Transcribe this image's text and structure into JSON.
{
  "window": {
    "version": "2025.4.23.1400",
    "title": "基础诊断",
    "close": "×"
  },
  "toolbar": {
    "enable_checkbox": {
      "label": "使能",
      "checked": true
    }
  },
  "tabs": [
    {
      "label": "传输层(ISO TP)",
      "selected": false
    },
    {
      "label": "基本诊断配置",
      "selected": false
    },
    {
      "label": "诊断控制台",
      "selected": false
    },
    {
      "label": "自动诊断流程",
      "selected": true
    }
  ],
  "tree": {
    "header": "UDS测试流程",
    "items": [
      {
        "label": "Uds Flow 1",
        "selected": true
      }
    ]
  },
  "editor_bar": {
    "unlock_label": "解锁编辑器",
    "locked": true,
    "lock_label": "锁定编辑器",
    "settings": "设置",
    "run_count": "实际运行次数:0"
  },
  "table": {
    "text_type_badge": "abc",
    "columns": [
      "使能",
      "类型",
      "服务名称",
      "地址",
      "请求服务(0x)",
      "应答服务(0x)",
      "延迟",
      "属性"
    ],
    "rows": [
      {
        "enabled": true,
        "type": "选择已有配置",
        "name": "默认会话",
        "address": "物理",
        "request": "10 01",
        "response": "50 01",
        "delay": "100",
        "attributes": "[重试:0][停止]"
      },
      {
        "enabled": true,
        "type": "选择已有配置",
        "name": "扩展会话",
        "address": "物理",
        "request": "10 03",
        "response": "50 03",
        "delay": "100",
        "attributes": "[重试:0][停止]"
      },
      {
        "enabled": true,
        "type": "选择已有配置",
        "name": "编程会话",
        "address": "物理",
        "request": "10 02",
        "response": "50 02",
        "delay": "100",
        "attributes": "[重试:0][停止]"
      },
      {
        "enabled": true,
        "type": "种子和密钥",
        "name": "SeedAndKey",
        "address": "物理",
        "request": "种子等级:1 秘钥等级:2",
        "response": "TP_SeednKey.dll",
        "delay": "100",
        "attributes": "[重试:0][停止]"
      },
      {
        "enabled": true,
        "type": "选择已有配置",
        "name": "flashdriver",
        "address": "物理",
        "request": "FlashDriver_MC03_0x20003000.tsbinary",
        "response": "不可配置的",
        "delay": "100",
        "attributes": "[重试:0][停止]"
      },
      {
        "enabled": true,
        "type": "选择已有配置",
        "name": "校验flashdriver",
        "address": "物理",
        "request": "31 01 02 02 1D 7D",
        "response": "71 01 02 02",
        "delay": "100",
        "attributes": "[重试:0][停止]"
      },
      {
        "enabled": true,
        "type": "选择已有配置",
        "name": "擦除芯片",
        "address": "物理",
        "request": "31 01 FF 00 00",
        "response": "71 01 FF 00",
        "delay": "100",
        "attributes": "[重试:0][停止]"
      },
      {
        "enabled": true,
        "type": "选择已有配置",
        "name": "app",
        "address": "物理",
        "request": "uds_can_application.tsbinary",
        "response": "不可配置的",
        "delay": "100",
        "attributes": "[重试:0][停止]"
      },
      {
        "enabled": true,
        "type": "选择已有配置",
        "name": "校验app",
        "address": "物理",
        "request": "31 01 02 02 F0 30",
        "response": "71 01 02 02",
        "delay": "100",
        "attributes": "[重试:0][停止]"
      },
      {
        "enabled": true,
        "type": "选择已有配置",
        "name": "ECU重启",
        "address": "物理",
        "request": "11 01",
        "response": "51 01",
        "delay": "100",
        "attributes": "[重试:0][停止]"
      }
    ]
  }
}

* Do this
Return every line containing "tsbinary".

* Finished exercise
        "request": "FlashDriver_MC03_0x20003000.tsbinary",
        "request": "uds_can_application.tsbinary",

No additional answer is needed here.